» **Consigna**
Sustituye "moist-adiabat" por "saturated-adiabat" en todos los registros y cópialos de nuevo sin alterar nada más.

Registros de elementos y coordenadas
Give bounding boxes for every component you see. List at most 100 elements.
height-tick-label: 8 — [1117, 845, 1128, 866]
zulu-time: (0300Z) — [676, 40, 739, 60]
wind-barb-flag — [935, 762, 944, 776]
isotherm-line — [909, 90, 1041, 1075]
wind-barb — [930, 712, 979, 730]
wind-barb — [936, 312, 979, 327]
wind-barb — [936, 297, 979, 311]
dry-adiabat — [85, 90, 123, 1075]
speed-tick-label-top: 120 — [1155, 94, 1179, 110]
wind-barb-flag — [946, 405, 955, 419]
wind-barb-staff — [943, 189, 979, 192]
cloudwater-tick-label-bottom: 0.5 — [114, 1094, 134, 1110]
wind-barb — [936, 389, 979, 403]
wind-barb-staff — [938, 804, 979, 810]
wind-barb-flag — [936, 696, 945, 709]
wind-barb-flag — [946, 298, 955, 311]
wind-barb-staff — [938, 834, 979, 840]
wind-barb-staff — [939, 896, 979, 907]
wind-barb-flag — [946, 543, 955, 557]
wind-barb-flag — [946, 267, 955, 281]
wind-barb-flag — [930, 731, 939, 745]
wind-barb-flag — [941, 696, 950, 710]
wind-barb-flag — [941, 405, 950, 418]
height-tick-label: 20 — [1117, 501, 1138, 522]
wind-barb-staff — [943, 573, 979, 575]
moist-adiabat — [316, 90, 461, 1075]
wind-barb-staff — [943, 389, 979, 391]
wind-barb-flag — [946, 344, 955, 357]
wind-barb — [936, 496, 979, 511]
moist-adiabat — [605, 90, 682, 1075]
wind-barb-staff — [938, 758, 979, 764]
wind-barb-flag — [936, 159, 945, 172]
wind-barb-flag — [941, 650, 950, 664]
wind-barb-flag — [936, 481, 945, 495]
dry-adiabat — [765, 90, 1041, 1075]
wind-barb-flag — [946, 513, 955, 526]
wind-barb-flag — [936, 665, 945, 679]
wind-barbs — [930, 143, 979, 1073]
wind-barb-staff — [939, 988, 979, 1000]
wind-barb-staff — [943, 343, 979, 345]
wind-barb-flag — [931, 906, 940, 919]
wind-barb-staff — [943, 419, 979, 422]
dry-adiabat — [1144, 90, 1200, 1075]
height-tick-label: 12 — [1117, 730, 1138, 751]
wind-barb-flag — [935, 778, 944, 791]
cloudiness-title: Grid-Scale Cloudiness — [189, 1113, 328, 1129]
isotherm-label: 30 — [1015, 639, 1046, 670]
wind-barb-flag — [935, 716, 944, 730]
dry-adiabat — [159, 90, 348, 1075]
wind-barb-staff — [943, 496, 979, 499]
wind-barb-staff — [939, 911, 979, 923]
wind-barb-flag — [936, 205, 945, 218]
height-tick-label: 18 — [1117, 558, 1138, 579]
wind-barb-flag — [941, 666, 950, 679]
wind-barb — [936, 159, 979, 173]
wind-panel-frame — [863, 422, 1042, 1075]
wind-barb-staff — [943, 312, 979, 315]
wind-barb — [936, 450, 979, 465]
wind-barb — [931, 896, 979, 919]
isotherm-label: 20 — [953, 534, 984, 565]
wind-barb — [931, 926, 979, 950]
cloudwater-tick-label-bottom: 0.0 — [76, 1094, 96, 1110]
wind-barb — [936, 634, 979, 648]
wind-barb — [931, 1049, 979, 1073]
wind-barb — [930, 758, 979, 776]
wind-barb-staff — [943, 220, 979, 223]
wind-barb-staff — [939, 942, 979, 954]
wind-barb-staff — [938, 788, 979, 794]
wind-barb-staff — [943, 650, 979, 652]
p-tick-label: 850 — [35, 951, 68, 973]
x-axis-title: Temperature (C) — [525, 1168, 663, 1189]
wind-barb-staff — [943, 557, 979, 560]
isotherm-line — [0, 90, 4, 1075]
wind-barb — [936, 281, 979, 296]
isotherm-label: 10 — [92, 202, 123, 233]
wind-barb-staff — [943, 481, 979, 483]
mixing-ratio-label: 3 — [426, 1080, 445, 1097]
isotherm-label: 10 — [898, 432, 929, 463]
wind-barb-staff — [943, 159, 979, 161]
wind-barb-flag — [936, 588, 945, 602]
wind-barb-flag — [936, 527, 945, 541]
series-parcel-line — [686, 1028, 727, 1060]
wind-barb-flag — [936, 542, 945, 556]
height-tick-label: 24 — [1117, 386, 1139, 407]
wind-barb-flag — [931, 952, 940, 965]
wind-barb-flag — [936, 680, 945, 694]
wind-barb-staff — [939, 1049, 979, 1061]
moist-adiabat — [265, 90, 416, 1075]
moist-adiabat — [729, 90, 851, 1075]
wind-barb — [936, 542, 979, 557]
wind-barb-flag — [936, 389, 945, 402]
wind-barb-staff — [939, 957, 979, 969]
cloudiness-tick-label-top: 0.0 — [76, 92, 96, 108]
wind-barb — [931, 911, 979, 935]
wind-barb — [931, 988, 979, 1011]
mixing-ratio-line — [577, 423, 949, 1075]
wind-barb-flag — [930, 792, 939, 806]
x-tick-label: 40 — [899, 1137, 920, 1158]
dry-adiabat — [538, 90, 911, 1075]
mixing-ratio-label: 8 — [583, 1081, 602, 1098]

» **Respuesta del ejercicio**
Give bounding boxes for every component you see. List at most 100 elements.
height-tick-label: 8 — [1117, 845, 1128, 866]
zulu-time: (0300Z) — [676, 40, 739, 60]
wind-barb-flag — [935, 762, 944, 776]
isotherm-line — [909, 90, 1041, 1075]
wind-barb — [930, 712, 979, 730]
wind-barb — [936, 312, 979, 327]
wind-barb — [936, 297, 979, 311]
dry-adiabat — [85, 90, 123, 1075]
speed-tick-label-top: 120 — [1155, 94, 1179, 110]
wind-barb-flag — [946, 405, 955, 419]
wind-barb-staff — [943, 189, 979, 192]
cloudwater-tick-label-bottom: 0.5 — [114, 1094, 134, 1110]
wind-barb — [936, 389, 979, 403]
wind-barb-staff — [938, 804, 979, 810]
wind-barb-flag — [936, 696, 945, 709]
wind-barb-flag — [946, 298, 955, 311]
wind-barb-staff — [938, 834, 979, 840]
wind-barb-staff — [939, 896, 979, 907]
wind-barb-flag — [946, 543, 955, 557]
wind-barb-flag — [946, 267, 955, 281]
wind-barb-flag — [930, 731, 939, 745]
wind-barb-flag — [941, 696, 950, 710]
wind-barb-flag — [941, 405, 950, 418]
height-tick-label: 20 — [1117, 501, 1138, 522]
wind-barb-staff — [943, 573, 979, 575]
saturated-adiabat — [316, 90, 461, 1075]
wind-barb-staff — [943, 389, 979, 391]
wind-barb-flag — [946, 344, 955, 357]
wind-barb — [936, 496, 979, 511]
saturated-adiabat — [605, 90, 682, 1075]
wind-barb-staff — [938, 758, 979, 764]
wind-barb-flag — [936, 159, 945, 172]
wind-barb-flag — [941, 650, 950, 664]
wind-barb-flag — [936, 481, 945, 495]
dry-adiabat — [765, 90, 1041, 1075]
wind-barb-flag — [946, 513, 955, 526]
wind-barb-flag — [936, 665, 945, 679]
wind-barbs — [930, 143, 979, 1073]
wind-barb-staff — [939, 988, 979, 1000]
wind-barb-staff — [943, 343, 979, 345]
wind-barb-flag — [931, 906, 940, 919]
wind-barb-staff — [943, 419, 979, 422]
dry-adiabat — [1144, 90, 1200, 1075]
height-tick-label: 12 — [1117, 730, 1138, 751]
wind-barb-flag — [935, 778, 944, 791]
cloudiness-title: Grid-Scale Cloudiness — [189, 1113, 328, 1129]
isotherm-label: 30 — [1015, 639, 1046, 670]
wind-barb-flag — [935, 716, 944, 730]
dry-adiabat — [159, 90, 348, 1075]
wind-barb-staff — [943, 496, 979, 499]
wind-barb-staff — [939, 911, 979, 923]
wind-barb-flag — [936, 205, 945, 218]
height-tick-label: 18 — [1117, 558, 1138, 579]
wind-barb-flag — [941, 666, 950, 679]
wind-barb — [936, 159, 979, 173]
wind-panel-frame — [863, 422, 1042, 1075]
wind-barb-staff — [943, 312, 979, 315]
wind-barb — [936, 450, 979, 465]
wind-barb — [931, 896, 979, 919]
isotherm-label: 20 — [953, 534, 984, 565]
wind-barb — [931, 926, 979, 950]
cloudwater-tick-label-bottom: 0.0 — [76, 1094, 96, 1110]
wind-barb — [936, 634, 979, 648]
wind-barb — [931, 1049, 979, 1073]
wind-barb — [930, 758, 979, 776]
wind-barb-staff — [943, 220, 979, 223]
wind-barb-staff — [939, 942, 979, 954]
wind-barb-staff — [938, 788, 979, 794]
wind-barb-staff — [943, 650, 979, 652]
p-tick-label: 850 — [35, 951, 68, 973]
x-axis-title: Temperature (C) — [525, 1168, 663, 1189]
wind-barb-staff — [943, 557, 979, 560]
isotherm-line — [0, 90, 4, 1075]
wind-barb — [936, 281, 979, 296]
isotherm-label: 10 — [92, 202, 123, 233]
wind-barb-staff — [943, 481, 979, 483]
mixing-ratio-label: 3 — [426, 1080, 445, 1097]
isotherm-label: 10 — [898, 432, 929, 463]
wind-barb-staff — [943, 159, 979, 161]
wind-barb-flag — [936, 588, 945, 602]
wind-barb-flag — [936, 527, 945, 541]
series-parcel-line — [686, 1028, 727, 1060]
wind-barb-flag — [936, 542, 945, 556]
height-tick-label: 24 — [1117, 386, 1139, 407]
wind-barb-flag — [931, 952, 940, 965]
wind-barb-flag — [936, 680, 945, 694]
wind-barb-staff — [939, 1049, 979, 1061]
saturated-adiabat — [265, 90, 416, 1075]
saturated-adiabat — [729, 90, 851, 1075]
wind-barb — [936, 542, 979, 557]
wind-barb-flag — [936, 389, 945, 402]
wind-barb-staff — [939, 957, 979, 969]
cloudiness-tick-label-top: 0.0 — [76, 92, 96, 108]
wind-barb — [931, 911, 979, 935]
wind-barb — [931, 988, 979, 1011]
mixing-ratio-line — [577, 423, 949, 1075]
wind-barb-flag — [930, 792, 939, 806]
x-tick-label: 40 — [899, 1137, 920, 1158]
dry-adiabat — [538, 90, 911, 1075]
mixing-ratio-label: 8 — [583, 1081, 602, 1098]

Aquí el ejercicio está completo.